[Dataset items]
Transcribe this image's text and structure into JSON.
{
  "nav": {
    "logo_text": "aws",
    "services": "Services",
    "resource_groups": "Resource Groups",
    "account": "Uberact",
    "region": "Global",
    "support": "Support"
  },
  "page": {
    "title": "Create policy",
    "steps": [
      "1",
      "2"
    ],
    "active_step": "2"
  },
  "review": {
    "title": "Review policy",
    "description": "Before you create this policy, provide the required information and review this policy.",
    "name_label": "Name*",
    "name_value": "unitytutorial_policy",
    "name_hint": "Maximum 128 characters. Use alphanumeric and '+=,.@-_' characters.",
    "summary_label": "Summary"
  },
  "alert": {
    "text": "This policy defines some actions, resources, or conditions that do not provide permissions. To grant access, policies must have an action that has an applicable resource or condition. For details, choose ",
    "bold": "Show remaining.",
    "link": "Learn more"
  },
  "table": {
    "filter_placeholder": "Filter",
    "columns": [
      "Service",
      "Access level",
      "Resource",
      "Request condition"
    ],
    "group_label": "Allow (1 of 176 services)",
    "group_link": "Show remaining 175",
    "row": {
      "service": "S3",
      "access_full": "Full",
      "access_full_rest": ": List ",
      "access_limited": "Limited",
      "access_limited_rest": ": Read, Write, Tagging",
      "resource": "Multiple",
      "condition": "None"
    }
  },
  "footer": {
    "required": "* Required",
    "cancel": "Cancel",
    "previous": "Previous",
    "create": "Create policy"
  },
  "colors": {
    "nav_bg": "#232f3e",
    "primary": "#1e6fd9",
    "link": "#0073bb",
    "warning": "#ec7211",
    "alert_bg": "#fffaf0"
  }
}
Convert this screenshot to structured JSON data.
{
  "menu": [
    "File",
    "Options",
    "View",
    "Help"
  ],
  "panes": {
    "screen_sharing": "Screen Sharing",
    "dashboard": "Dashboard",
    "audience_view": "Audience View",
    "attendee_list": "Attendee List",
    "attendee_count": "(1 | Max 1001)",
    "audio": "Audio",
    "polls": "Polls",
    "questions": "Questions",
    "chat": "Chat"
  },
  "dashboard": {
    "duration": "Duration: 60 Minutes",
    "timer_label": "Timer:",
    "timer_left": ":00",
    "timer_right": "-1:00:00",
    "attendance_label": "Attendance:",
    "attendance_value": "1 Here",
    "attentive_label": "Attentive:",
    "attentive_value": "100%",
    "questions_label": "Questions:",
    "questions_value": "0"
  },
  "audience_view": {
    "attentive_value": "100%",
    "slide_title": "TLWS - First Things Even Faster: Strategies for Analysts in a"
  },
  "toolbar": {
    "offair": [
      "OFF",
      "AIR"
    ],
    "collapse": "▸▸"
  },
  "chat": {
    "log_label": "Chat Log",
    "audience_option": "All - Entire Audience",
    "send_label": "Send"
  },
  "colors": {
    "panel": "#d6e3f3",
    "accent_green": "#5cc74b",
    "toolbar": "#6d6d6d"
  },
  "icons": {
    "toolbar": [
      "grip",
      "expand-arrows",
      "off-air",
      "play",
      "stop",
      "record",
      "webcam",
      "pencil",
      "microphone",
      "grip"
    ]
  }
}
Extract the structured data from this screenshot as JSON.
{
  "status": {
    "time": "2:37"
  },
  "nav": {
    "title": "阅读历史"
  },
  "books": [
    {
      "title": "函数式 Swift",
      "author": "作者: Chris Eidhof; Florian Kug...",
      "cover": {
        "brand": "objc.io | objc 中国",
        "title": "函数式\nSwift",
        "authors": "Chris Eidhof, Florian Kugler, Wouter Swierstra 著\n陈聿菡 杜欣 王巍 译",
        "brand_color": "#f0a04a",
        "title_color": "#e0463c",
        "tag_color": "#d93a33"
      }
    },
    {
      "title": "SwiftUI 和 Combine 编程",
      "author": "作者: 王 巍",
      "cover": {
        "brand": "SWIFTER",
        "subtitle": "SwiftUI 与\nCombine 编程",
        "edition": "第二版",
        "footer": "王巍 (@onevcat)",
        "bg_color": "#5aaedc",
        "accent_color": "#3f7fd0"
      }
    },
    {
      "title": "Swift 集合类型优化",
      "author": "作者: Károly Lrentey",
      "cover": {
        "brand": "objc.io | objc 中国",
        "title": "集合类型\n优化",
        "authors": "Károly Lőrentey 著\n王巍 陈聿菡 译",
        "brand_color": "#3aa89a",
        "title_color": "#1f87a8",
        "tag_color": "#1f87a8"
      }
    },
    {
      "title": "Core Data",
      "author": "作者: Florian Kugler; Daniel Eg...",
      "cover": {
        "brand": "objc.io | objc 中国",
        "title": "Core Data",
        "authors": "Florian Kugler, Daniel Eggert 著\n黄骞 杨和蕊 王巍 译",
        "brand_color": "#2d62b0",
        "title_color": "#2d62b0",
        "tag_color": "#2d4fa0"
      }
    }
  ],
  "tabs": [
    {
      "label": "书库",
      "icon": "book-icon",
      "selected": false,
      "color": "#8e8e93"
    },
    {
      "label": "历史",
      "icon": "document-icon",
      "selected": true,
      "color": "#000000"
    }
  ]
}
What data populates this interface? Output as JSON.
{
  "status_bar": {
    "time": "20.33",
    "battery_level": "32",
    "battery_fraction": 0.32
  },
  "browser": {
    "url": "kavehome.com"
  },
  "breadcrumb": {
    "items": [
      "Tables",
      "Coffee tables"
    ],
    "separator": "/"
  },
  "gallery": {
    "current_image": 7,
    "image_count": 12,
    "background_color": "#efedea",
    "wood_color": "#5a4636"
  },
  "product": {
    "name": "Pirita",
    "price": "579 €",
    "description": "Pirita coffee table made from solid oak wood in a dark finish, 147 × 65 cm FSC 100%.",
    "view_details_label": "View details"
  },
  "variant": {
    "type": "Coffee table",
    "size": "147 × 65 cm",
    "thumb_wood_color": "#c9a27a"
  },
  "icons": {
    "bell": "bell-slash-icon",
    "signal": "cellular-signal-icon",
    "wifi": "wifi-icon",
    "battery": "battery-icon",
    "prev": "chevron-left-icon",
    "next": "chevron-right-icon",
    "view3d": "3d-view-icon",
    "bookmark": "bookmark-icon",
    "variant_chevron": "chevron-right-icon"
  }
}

_TASK REQUIREMENTS_:
Output all of the data again, exactly.

_RESPONSE BELOW_:
Transcribe this image's text and structure into JSON.
{
  "nav": {
    "logo_text": "aws",
    "services": "Services",
    "resource_groups": "Resource Groups",
    "account": "Uberact",
    "region": "Global",
    "support": "Support"
  },
  "page": {
    "title": "Create policy",
    "steps": [
      "1",
      "2"
    ],
    "active_step": "2"
  },
  "review": {
    "title": "Review policy",
    "description": "Before you create this policy, provide the required information and review this policy.",
    "name_label": "Name*",
    "name_value": "unitytutorial_policy",
    "name_hint": "Maximum 128 characters. Use alphanumeric and '+=,.@-_' characters.",
    "summary_label": "Summary"
  },
  "alert": {
    "text": "This policy defines some actions, resources, or conditions that do not provide permissions. To grant access, policies must have an action that has an applicable resource or condition. For details, choose ",
    "bold": "Show remaining.",
    "link": "Learn more"
  },
  "table": {
    "filter_placeholder": "Filter",
    "columns": [
      "Service",
      "Access level",
      "Resource",
      "Request condition"
    ],
    "group_label": "Allow (1 of 176 services)",
    "group_link": "Show remaining 175",
    "row": {
      "service": "S3",
      "access_full": "Full",
      "access_full_rest": ": List ",
      "access_limited": "Limited",
      "access_limited_rest": ": Read, Write, Tagging",
      "resource": "Multiple",
      "condition": "None"
    }
  },
  "footer": {
    "required": "* Required",
    "cancel": "Cancel",
    "previous": "Previous",
    "create": "Create policy"
  },
  "colors": {
    "nav_bg": "#232f3e",
    "primary": "#1e6fd9",
    "link": "#0073bb",
    "warning": "#ec7211",
    "alert_bg": "#fffaf0"
  }
}
Convert this screenshot to structured JSON data.
{
  "menu": [
    "File",
    "Options",
    "View",
    "Help"
  ],
  "panes": {
    "screen_sharing": "Screen Sharing",
    "dashboard": "Dashboard",
    "audience_view": "Audience View",
    "attendee_list": "Attendee List",
    "attendee_count": "(1 | Max 1001)",
    "audio": "Audio",
    "polls": "Polls",
    "questions": "Questions",
    "chat": "Chat"
  },
  "dashboard": {
    "duration": "Duration: 60 Minutes",
    "timer_label": "Timer:",
    "timer_left": ":00",
    "timer_right": "-1:00:00",
    "attendance_label": "Attendance:",
    "attendance_value": "1 Here",
    "attentive_label": "Attentive:",
    "attentive_value": "100%",
    "questions_label": "Questions:",
    "questions_value": "0"
  },
  "audience_view": {
    "attentive_value": "100%",
    "slide_title": "TLWS - First Things Even Faster: Strategies for Analysts in a"
  },
  "toolbar": {
    "offair": [
      "OFF",
      "AIR"
    ],
    "collapse": "▸▸"
  },
  "chat": {
    "log_label": "Chat Log",
    "audience_option": "All - Entire Audience",
    "send_label": "Send"
  },
  "colors": {
    "panel": "#d6e3f3",
    "accent_green": "#5cc74b",
    "toolbar": "#6d6d6d"
  },
  "icons": {
    "toolbar": [
      "grip",
      "expand-arrows",
      "off-air",
      "play",
      "stop",
      "record",
      "webcam",
      "pencil",
      "microphone",
      "grip"
    ]
  }
}
Extract the structured data from this screenshot as JSON.
{
  "status": {
    "time": "2:37"
  },
  "nav": {
    "title": "阅读历史"
  },
  "books": [
    {
      "title": "函数式 Swift",
      "author": "作者: Chris Eidhof; Florian Kug...",
      "cover": {
        "brand": "objc.io | objc 中国",
        "title": "函数式\nSwift",
        "authors": "Chris Eidhof, Florian Kugler, Wouter Swierstra 著\n陈聿菡 杜欣 王巍 译",
        "brand_color": "#f0a04a",
        "title_color": "#e0463c",
        "tag_color": "#d93a33"
      }
    },
    {
      "title": "SwiftUI 和 Combine 编程",
      "author": "作者: 王 巍",
      "cover": {
        "brand": "SWIFTER",
        "subtitle": "SwiftUI 与\nCombine 编程",
        "edition": "第二版",
        "footer": "王巍 (@onevcat)",
        "bg_color": "#5aaedc",
        "accent_color": "#3f7fd0"
      }
    },
    {
      "title": "Swift 集合类型优化",
      "author": "作者: Károly Lrentey",
      "cover": {
        "brand": "objc.io | objc 中国",
        "title": "集合类型\n优化",
        "authors": "Károly Lőrentey 著\n王巍 陈聿菡 译",
        "brand_color": "#3aa89a",
        "title_color": "#1f87a8",
        "tag_color": "#1f87a8"
      }
    },
    {
      "title": "Core Data",
      "author": "作者: Florian Kugler; Daniel Eg...",
      "cover": {
        "brand": "objc.io | objc 中国",
        "title": "Core Data",
        "authors": "Florian Kugler, Daniel Eggert 著\n黄骞 杨和蕊 王巍 译",
        "brand_color": "#2d62b0",
        "title_color": "#2d62b0",
        "tag_color": "#2d4fa0"
      }
    }
  ],
  "tabs": [
    {
      "label": "书库",
      "icon": "book-icon",
      "selected": false,
      "color": "#8e8e93"
    },
    {
      "label": "历史",
      "icon": "document-icon",
      "selected": true,
      "color": "#000000"
    }
  ]
}
What data populates this interface? Output as JSON.
{
  "status_bar": {
    "time": "20.33",
    "battery_level": "32",
    "battery_fraction": 0.32
  },
  "browser": {
    "url": "kavehome.com"
  },
  "breadcrumb": {
    "items": [
      "Tables",
      "Coffee tables"
    ],
    "separator": "/"
  },
  "gallery": {
    "current_image": 7,
    "image_count": 12,
    "background_color": "#efedea",
    "wood_color": "#5a4636"
  },
  "product": {
    "name": "Pirita",
    "price": "579 €",
    "description": "Pirita coffee table made from solid oak wood in a dark finish, 147 × 65 cm FSC 100%.",
    "view_details_label": "View details"
  },
  "variant": {
    "type": "Coffee table",
    "size": "147 × 65 cm",
    "thumb_wood_color": "#c9a27a"
  },
  "icons": {
    "bell": "bell-slash-icon",
    "signal": "cellular-signal-icon",
    "wifi": "wifi-icon",
    "battery": "battery-icon",
    "prev": "chevron-left-icon",
    "next": "chevron-right-icon",
    "view3d": "3d-view-icon",
    "bookmark": "bookmark-icon",
    "variant_chevron": "chevron-right-icon"
  }
}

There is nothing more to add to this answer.